# GIVEN DATA:

++++++++

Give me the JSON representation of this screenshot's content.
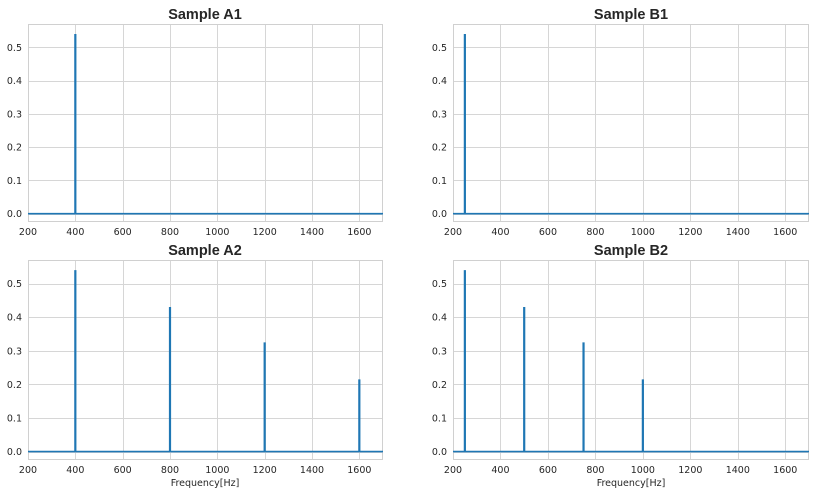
{
  "chart_data": [
    {
      "type": "line",
      "title": "Sample A1",
      "xlabel": "",
      "ylabel": "",
      "xlim": [
        200,
        1700
      ],
      "ylim": [
        -0.025,
        0.57
      ],
      "xticks": [
        200,
        400,
        600,
        800,
        1000,
        1200,
        1400,
        1600
      ],
      "yticks": [
        0.0,
        0.1,
        0.2,
        0.3,
        0.4,
        0.5
      ],
      "grid": true,
      "color": "#1f77b4",
      "baseline": 0.0,
      "peaks": [
        {
          "x": 400,
          "y": 0.54
        }
      ]
    },
    {
      "type": "line",
      "title": "Sample B1",
      "xlabel": "",
      "ylabel": "",
      "xlim": [
        200,
        1700
      ],
      "ylim": [
        -0.025,
        0.57
      ],
      "xticks": [
        200,
        400,
        600,
        800,
        1000,
        1200,
        1400,
        1600
      ],
      "yticks": [
        0.0,
        0.1,
        0.2,
        0.3,
        0.4,
        0.5
      ],
      "grid": true,
      "color": "#1f77b4",
      "baseline": 0.0,
      "peaks": [
        {
          "x": 250,
          "y": 0.54
        }
      ]
    },
    {
      "type": "line",
      "title": "Sample A2",
      "xlabel": "Frequency[Hz]",
      "ylabel": "",
      "xlim": [
        200,
        1700
      ],
      "ylim": [
        -0.025,
        0.57
      ],
      "xticks": [
        200,
        400,
        600,
        800,
        1000,
        1200,
        1400,
        1600
      ],
      "yticks": [
        0.0,
        0.1,
        0.2,
        0.3,
        0.4,
        0.5
      ],
      "grid": true,
      "color": "#1f77b4",
      "baseline": 0.0,
      "peaks": [
        {
          "x": 400,
          "y": 0.54
        },
        {
          "x": 800,
          "y": 0.43
        },
        {
          "x": 1200,
          "y": 0.325
        },
        {
          "x": 1600,
          "y": 0.215
        }
      ]
    },
    {
      "type": "line",
      "title": "Sample B2",
      "xlabel": "Frequency[Hz]",
      "ylabel": "",
      "xlim": [
        200,
        1700
      ],
      "ylim": [
        -0.025,
        0.57
      ],
      "xticks": [
        200,
        400,
        600,
        800,
        1000,
        1200,
        1400,
        1600
      ],
      "yticks": [
        0.0,
        0.1,
        0.2,
        0.3,
        0.4,
        0.5
      ],
      "grid": true,
      "color": "#1f77b4",
      "baseline": 0.0,
      "peaks": [
        {
          "x": 250,
          "y": 0.54
        },
        {
          "x": 500,
          "y": 0.43
        },
        {
          "x": 750,
          "y": 0.325
        },
        {
          "x": 1000,
          "y": 0.215
        }
      ]
    }
  ]
}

++++++++

# WHAT TO PRODUCE:
Omit the pictures. Transcribe every record exactly.

# RESULT:
Give me the JSON representation of this screenshot's content.
{
  "chart_data": [
    {
      "type": "line",
      "title": "Sample A1",
      "xlabel": "",
      "ylabel": "",
      "xlim": [
        200,
        1700
      ],
      "ylim": [
        -0.025,
        0.57
      ],
      "xticks": [
        200,
        400,
        600,
        800,
        1000,
        1200,
        1400,
        1600
      ],
      "yticks": [
        0.0,
        0.1,
        0.2,
        0.3,
        0.4,
        0.5
      ],
      "grid": true,
      "color": "#1f77b4",
      "baseline": 0.0,
      "peaks": [
        {
          "x": 400,
          "y": 0.54
        }
      ]
    },
    {
      "type": "line",
      "title": "Sample B1",
      "xlabel": "",
      "ylabel": "",
      "xlim": [
        200,
        1700
      ],
      "ylim": [
        -0.025,
        0.57
      ],
      "xticks": [
        200,
        400,
        600,
        800,
        1000,
        1200,
        1400,
        1600
      ],
      "yticks": [
        0.0,
        0.1,
        0.2,
        0.3,
        0.4,
        0.5
      ],
      "grid": true,
      "color": "#1f77b4",
      "baseline": 0.0,
      "peaks": [
        {
          "x": 250,
          "y": 0.54
        }
      ]
    },
    {
      "type": "line",
      "title": "Sample A2",
      "xlabel": "Frequency[Hz]",
      "ylabel": "",
      "xlim": [
        200,
        1700
      ],
      "ylim": [
        -0.025,
        0.57
      ],
      "xticks": [
        200,
        400,
        600,
        800,
        1000,
        1200,
        1400,
        1600
      ],
      "yticks": [
        0.0,
        0.1,
        0.2,
        0.3,
        0.4,
        0.5
      ],
      "grid": true,
      "color": "#1f77b4",
      "baseline": 0.0,
      "peaks": [
        {
          "x": 400,
          "y": 0.54
        },
        {
          "x": 800,
          "y": 0.43
        },
        {
          "x": 1200,
          "y": 0.325
        },
        {
          "x": 1600,
          "y": 0.215
        }
      ]
    },
    {
      "type": "line",
      "title": "Sample B2",
      "xlabel": "Frequency[Hz]",
      "ylabel": "",
      "xlim": [
        200,
        1700
      ],
      "ylim": [
        -0.025,
        0.57
      ],
      "xticks": [
        200,
        400,
        600,
        800,
        1000,
        1200,
        1400,
        1600
      ],
      "yticks": [
        0.0,
        0.1,
        0.2,
        0.3,
        0.4,
        0.5
      ],
      "grid": true,
      "color": "#1f77b4",
      "baseline": 0.0,
      "peaks": [
        {
          "x": 250,
          "y": 0.54
        },
        {
          "x": 500,
          "y": 0.43
        },
        {
          "x": 750,
          "y": 0.325
        },
        {
          "x": 1000,
          "y": 0.215
        }
      ]
    }
  ]
}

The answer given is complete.